> **PROBLEM**:
Go through the records underneath and write each one out again exactly.

> **SOURCE DATA**:
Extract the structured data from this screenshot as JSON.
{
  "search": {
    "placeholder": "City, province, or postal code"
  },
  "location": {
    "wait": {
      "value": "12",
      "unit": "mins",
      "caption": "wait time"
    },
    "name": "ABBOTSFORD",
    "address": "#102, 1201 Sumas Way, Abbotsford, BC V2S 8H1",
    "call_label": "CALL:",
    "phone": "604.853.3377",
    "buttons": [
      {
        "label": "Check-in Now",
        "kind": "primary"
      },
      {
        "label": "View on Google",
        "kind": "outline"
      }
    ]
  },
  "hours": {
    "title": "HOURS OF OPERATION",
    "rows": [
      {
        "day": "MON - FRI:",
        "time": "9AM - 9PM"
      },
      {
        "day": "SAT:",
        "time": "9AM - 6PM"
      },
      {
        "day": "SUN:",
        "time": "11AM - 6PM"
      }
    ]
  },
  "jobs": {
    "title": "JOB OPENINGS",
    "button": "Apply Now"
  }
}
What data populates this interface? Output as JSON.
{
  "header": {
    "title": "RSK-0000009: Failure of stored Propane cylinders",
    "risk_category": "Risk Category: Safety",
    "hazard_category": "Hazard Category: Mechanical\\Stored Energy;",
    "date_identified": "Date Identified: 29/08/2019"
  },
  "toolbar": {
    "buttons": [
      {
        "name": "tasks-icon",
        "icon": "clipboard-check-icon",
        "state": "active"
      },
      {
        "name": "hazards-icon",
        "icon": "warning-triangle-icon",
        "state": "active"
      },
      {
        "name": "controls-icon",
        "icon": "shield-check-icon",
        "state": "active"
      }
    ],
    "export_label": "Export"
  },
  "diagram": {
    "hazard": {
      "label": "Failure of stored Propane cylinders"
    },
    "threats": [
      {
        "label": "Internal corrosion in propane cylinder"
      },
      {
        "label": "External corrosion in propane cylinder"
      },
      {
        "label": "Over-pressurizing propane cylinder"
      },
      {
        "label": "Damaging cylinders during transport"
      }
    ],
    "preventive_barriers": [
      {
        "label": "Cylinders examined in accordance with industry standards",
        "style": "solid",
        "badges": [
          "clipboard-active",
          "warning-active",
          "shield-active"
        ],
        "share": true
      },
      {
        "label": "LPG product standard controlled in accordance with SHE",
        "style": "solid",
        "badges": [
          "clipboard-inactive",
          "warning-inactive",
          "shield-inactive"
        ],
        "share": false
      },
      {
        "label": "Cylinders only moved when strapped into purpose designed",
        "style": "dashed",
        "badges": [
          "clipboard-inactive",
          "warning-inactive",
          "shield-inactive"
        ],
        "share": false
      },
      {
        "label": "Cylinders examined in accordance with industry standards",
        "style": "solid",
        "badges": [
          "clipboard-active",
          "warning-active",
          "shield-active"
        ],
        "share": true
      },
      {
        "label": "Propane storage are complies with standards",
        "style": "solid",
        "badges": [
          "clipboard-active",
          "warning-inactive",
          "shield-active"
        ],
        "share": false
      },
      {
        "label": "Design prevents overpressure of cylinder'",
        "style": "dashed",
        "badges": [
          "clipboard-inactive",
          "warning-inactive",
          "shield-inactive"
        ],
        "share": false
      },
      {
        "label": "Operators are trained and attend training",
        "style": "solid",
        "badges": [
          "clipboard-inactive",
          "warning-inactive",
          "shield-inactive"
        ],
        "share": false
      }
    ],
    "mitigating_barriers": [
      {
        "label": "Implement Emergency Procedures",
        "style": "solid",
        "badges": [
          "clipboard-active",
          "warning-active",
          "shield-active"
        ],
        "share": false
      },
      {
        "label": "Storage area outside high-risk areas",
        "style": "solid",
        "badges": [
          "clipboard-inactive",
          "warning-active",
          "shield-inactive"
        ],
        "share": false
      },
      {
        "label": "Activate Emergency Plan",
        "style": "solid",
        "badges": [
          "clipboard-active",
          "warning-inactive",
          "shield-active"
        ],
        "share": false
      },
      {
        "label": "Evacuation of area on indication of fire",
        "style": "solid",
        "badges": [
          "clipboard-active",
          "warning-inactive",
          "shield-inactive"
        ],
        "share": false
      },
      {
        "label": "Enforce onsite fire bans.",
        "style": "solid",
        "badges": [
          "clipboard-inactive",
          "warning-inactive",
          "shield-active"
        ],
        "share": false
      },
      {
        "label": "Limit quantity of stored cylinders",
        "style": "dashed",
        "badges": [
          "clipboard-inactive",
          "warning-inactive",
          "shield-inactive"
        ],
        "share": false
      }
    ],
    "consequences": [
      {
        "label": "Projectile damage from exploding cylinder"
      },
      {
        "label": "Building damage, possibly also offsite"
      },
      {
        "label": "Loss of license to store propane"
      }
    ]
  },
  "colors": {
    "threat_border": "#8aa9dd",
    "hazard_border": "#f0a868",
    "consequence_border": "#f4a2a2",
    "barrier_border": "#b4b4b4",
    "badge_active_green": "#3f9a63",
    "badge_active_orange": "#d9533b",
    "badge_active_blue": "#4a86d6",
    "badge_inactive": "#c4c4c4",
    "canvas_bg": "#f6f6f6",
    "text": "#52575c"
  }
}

> **FINAL RESULT**:
Extract the structured data from this screenshot as JSON.
{
  "search": {
    "placeholder": "City, province, or postal code"
  },
  "location": {
    "wait": {
      "value": "12",
      "unit": "mins",
      "caption": "wait time"
    },
    "name": "ABBOTSFORD",
    "address": "#102, 1201 Sumas Way, Abbotsford, BC V2S 8H1",
    "call_label": "CALL:",
    "phone": "604.853.3377",
    "buttons": [
      {
        "label": "Check-in Now",
        "kind": "primary"
      },
      {
        "label": "View on Google",
        "kind": "outline"
      }
    ]
  },
  "hours": {
    "title": "HOURS OF OPERATION",
    "rows": [
      {
        "day": "MON - FRI:",
        "time": "9AM - 9PM"
      },
      {
        "day": "SAT:",
        "time": "9AM - 6PM"
      },
      {
        "day": "SUN:",
        "time": "11AM - 6PM"
      }
    ]
  },
  "jobs": {
    "title": "JOB OPENINGS",
    "button": "Apply Now"
  }
}
What data populates this interface? Output as JSON.
{
  "header": {
    "title": "RSK-0000009: Failure of stored Propane cylinders",
    "risk_category": "Risk Category: Safety",
    "hazard_category": "Hazard Category: Mechanical\\Stored Energy;",
    "date_identified": "Date Identified: 29/08/2019"
  },
  "toolbar": {
    "buttons": [
      {
        "name": "tasks-icon",
        "icon": "clipboard-check-icon",
        "state": "active"
      },
      {
        "name": "hazards-icon",
        "icon": "warning-triangle-icon",
        "state": "active"
      },
      {
        "name": "controls-icon",
        "icon": "shield-check-icon",
        "state": "active"
      }
    ],
    "export_label": "Export"
  },
  "diagram": {
    "hazard": {
      "label": "Failure of stored Propane cylinders"
    },
    "threats": [
      {
        "label": "Internal corrosion in propane cylinder"
      },
      {
        "label": "External corrosion in propane cylinder"
      },
      {
        "label": "Over-pressurizing propane cylinder"
      },
      {
        "label": "Damaging cylinders during transport"
      }
    ],
    "preventive_barriers": [
      {
        "label": "Cylinders examined in accordance with industry standards",
        "style": "solid",
        "badges": [
          "clipboard-active",
          "warning-active",
          "shield-active"
        ],
        "share": true
      },
      {
        "label": "LPG product standard controlled in accordance with SHE",
        "style": "solid",
        "badges": [
          "clipboard-inactive",
          "warning-inactive",
          "shield-inactive"
        ],
        "share": false
      },
      {
        "label": "Cylinders only moved when strapped into purpose designed",
        "style": "dashed",
        "badges": [
          "clipboard-inactive",
          "warning-inactive",
          "shield-inactive"
        ],
        "share": false
      },
      {
        "label": "Cylinders examined in accordance with industry standards",
        "style": "solid",
        "badges": [
          "clipboard-active",
          "warning-active",
          "shield-active"
        ],
        "share": true
      },
      {
        "label": "Propane storage are complies with standards",
        "style": "solid",
        "badges": [
          "clipboard-active",
          "warning-inactive",
          "shield-active"
        ],
        "share": false
      },
      {
        "label": "Design prevents overpressure of cylinder'",
        "style": "dashed",
        "badges": [
          "clipboard-inactive",
          "warning-inactive",
          "shield-inactive"
        ],
        "share": false
      },
      {
        "label": "Operators are trained and attend training",
        "style": "solid",
        "badges": [
          "clipboard-inactive",
          "warning-inactive",
          "shield-inactive"
        ],
        "share": false
      }
    ],
    "mitigating_barriers": [
      {
        "label": "Implement Emergency Procedures",
        "style": "solid",
        "badges": [
          "clipboard-active",
          "warning-active",
          "shield-active"
        ],
        "share": false
      },
      {
        "label": "Storage area outside high-risk areas",
        "style": "solid",
        "badges": [
          "clipboard-inactive",
          "warning-active",
          "shield-inactive"
        ],
        "share": false
      },
      {
        "label": "Activate Emergency Plan",
        "style": "solid",
        "badges": [
          "clipboard-active",
          "warning-inactive",
          "shield-active"
        ],
        "share": false
      },
      {
        "label": "Evacuation of area on indication of fire",
        "style": "solid",
        "badges": [
          "clipboard-active",
          "warning-inactive",
          "shield-inactive"
        ],
        "share": false
      },
      {
        "label": "Enforce onsite fire bans.",
        "style": "solid",
        "badges": [
          "clipboard-inactive",
          "warning-inactive",
          "shield-active"
        ],
        "share": false
      },
      {
        "label": "Limit quantity of stored cylinders",
        "style": "dashed",
        "badges": [
          "clipboard-inactive",
          "warning-inactive",
          "shield-inactive"
        ],
        "share": false
      }
    ],
    "consequences": [
      {
        "label": "Projectile damage from exploding cylinder"
      },
      {
        "label": "Building damage, possibly also offsite"
      },
      {
        "label": "Loss of license to store propane"
      }
    ]
  },
  "colors": {
    "threat_border": "#8aa9dd",
    "hazard_border": "#f0a868",
    "consequence_border": "#f4a2a2",
    "barrier_border": "#b4b4b4",
    "badge_active_green": "#3f9a63",
    "badge_active_orange": "#d9533b",
    "badge_active_blue": "#4a86d6",
    "badge_inactive": "#c4c4c4",
    "canvas_bg": "#f6f6f6",
    "text": "#52575c"
  }
}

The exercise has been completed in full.